— EXERCISE DATA —
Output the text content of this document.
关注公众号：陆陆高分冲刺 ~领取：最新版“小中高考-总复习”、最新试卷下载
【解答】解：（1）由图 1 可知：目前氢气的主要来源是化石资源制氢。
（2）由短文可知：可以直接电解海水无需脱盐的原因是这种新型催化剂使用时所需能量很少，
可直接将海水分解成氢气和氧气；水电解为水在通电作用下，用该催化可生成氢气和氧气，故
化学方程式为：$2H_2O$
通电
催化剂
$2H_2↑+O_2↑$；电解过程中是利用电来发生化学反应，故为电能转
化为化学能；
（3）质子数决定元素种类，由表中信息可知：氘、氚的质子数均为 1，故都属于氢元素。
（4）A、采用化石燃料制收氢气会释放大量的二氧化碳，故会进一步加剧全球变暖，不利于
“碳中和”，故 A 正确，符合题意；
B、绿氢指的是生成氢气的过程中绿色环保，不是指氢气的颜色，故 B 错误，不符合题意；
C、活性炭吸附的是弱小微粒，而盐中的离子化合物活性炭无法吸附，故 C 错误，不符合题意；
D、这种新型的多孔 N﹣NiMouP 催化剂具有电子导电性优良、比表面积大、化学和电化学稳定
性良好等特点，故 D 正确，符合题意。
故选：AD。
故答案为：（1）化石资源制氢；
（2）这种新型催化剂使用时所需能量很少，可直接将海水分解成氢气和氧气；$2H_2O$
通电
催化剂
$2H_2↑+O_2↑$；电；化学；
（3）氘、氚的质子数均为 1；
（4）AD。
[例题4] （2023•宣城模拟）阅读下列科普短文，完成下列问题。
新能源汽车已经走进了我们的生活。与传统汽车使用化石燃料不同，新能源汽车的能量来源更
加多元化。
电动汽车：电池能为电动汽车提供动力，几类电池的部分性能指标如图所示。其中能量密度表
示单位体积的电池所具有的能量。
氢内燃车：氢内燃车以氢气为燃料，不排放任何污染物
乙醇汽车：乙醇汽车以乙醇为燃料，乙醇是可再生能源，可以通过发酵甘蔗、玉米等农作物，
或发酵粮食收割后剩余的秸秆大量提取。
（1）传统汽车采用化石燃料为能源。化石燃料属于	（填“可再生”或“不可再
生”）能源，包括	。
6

* * *

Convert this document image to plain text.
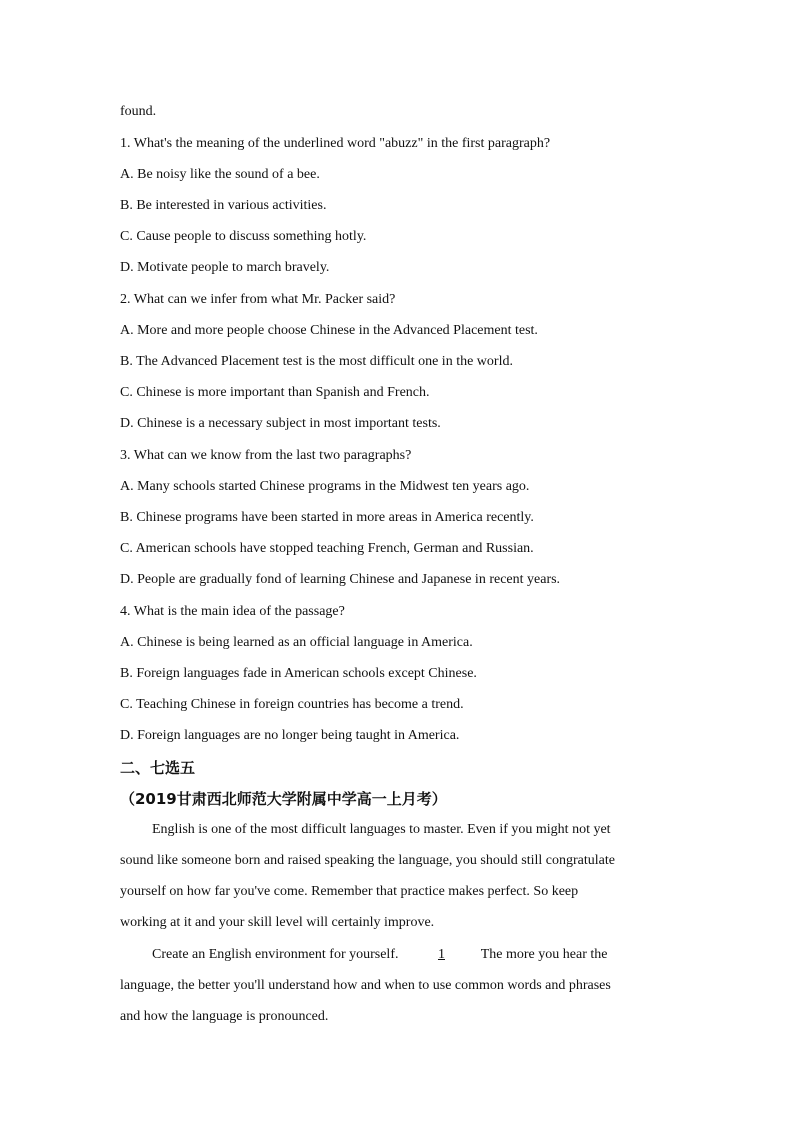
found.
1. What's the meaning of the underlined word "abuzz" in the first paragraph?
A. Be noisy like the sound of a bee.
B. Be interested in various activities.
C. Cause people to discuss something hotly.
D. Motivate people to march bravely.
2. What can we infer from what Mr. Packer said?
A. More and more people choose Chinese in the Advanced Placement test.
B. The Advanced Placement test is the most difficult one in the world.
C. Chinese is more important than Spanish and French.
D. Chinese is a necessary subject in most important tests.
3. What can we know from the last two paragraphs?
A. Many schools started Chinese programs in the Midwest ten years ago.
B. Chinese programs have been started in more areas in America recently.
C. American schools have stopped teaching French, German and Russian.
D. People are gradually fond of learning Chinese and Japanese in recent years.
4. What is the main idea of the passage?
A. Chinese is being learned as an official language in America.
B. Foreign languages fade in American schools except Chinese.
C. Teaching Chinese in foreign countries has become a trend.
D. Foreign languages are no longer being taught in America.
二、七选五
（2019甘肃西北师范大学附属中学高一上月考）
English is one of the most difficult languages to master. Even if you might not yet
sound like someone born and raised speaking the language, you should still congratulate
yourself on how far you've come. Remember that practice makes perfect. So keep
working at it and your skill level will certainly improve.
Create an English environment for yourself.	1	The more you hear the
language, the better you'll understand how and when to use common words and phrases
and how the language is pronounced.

* * *

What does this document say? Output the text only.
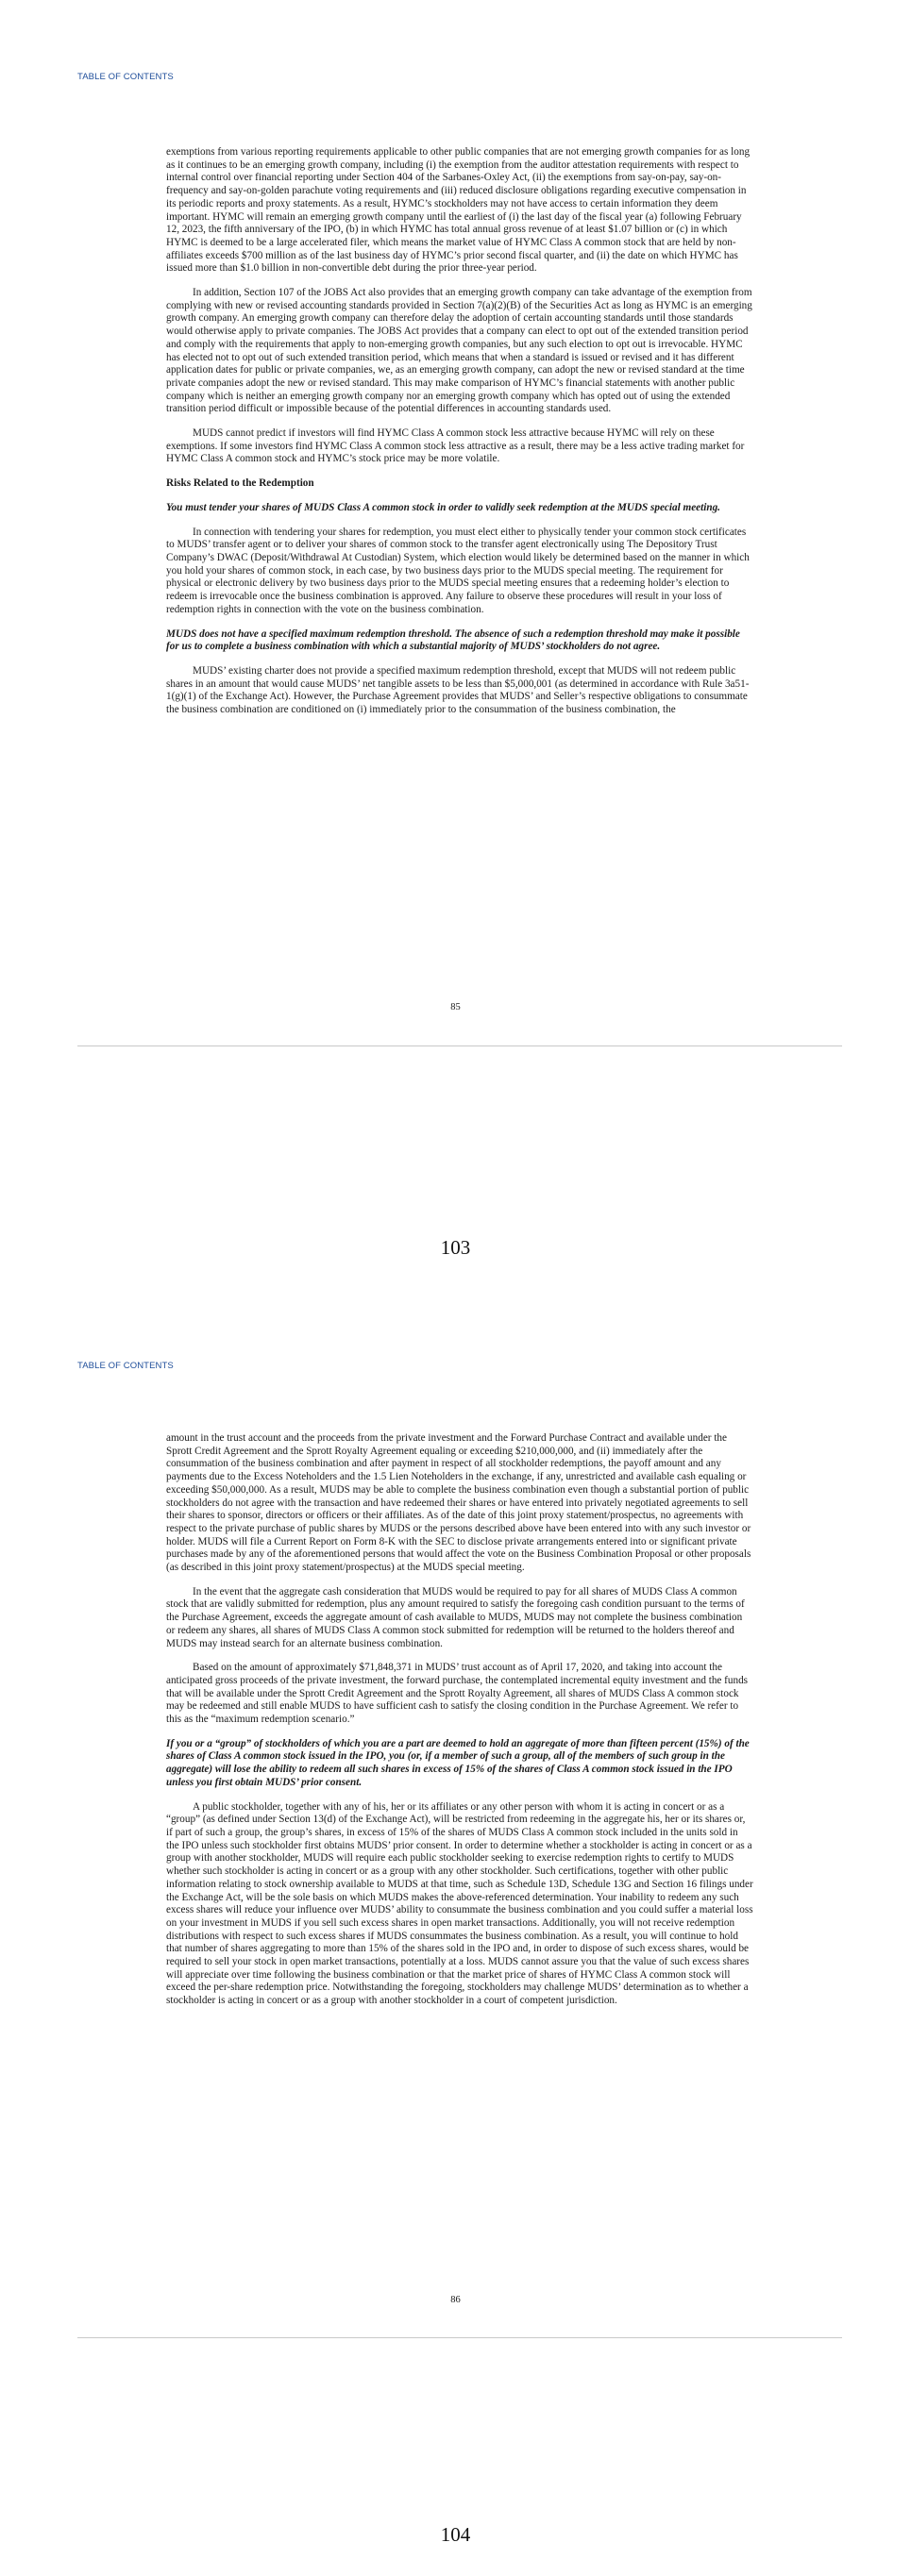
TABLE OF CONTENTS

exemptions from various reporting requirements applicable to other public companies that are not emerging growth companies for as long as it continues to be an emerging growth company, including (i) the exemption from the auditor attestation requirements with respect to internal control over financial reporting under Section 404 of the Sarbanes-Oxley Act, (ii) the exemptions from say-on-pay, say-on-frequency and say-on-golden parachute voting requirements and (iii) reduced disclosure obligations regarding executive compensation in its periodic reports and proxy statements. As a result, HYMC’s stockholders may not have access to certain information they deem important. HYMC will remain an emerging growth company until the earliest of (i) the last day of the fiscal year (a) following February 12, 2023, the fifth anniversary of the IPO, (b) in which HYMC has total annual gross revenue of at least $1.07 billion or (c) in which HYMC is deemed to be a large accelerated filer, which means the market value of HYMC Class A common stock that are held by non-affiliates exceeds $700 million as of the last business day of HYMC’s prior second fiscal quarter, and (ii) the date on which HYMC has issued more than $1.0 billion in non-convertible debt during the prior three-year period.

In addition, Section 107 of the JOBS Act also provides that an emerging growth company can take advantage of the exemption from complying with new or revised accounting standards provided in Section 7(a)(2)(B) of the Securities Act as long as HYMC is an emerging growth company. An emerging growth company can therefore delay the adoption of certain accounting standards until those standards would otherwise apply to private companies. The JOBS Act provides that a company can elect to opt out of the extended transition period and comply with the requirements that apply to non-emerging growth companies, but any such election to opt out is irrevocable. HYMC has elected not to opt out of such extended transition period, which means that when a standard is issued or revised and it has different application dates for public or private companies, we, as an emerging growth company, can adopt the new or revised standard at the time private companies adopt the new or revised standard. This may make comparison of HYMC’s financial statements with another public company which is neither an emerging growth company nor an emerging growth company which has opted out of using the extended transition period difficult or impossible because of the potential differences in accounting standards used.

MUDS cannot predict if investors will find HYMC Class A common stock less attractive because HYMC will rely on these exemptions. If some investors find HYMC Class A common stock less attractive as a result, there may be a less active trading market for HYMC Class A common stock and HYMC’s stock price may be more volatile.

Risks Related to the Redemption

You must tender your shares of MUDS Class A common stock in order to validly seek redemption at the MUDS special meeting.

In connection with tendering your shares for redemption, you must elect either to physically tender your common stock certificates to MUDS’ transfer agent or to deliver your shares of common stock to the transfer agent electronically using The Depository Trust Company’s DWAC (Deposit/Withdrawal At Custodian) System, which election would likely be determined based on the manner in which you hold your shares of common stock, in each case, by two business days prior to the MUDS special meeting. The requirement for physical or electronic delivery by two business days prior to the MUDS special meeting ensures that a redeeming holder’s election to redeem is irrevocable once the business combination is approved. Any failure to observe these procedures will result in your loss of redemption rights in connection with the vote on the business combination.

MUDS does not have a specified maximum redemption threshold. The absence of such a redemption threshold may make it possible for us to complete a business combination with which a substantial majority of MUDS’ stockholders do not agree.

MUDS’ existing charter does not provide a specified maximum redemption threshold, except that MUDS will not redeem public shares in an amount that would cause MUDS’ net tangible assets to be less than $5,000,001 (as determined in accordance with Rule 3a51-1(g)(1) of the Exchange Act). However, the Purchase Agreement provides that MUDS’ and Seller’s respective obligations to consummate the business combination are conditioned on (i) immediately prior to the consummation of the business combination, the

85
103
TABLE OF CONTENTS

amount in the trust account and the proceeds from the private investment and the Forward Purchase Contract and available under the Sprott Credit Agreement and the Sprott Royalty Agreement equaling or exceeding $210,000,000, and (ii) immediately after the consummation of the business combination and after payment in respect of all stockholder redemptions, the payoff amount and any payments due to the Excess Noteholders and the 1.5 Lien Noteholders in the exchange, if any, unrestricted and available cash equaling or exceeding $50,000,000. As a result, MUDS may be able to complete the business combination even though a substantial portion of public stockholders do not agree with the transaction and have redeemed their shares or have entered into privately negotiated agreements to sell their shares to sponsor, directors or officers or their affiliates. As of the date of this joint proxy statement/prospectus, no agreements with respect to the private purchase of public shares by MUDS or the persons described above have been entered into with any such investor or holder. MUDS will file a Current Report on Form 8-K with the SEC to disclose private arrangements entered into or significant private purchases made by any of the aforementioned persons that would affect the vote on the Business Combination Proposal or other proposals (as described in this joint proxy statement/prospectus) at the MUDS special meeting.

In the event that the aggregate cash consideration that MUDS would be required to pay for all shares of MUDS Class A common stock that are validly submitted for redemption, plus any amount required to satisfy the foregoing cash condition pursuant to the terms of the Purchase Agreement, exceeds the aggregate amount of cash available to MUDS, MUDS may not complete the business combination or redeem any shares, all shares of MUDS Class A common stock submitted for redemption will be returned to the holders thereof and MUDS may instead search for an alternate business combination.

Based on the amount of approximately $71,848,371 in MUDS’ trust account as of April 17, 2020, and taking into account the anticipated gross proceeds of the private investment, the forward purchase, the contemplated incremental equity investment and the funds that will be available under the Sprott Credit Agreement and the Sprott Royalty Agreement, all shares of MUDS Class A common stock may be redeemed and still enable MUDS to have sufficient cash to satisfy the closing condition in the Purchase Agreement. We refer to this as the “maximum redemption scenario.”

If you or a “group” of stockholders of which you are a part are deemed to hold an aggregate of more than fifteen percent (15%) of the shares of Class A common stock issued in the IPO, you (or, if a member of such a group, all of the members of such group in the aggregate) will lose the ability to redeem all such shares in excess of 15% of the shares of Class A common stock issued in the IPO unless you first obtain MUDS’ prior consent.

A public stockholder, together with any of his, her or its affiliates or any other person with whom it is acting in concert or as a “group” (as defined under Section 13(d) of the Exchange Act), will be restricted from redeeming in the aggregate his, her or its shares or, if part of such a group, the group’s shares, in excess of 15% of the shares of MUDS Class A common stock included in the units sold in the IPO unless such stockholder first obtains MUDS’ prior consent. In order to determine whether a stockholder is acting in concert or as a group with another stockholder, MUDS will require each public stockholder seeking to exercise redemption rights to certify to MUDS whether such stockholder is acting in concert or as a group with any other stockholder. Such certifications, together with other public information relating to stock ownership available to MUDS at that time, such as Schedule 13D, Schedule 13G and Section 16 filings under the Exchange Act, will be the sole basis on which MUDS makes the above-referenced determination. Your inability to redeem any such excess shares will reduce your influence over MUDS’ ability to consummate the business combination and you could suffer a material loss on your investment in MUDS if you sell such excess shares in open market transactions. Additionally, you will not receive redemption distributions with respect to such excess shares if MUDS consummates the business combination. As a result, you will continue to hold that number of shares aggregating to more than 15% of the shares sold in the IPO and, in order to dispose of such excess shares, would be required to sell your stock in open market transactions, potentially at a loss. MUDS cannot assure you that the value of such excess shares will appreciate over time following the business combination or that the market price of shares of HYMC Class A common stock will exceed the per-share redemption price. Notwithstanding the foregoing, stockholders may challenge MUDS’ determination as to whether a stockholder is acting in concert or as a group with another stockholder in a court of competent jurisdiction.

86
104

— WHAT THIS TASK INVOLVES —
In the records above, find each line with the word "不符合题意" and copy it.

— IN RESPONSE —
B、绿氢指的是生成氢气的过程中绿色环保，不是指氢气的颜色，故 B 错误，不符合题意；
C、活性炭吸附的是弱小微粒，而盐中的离子化合物活性炭无法吸附，故 C 错误，不符合题意；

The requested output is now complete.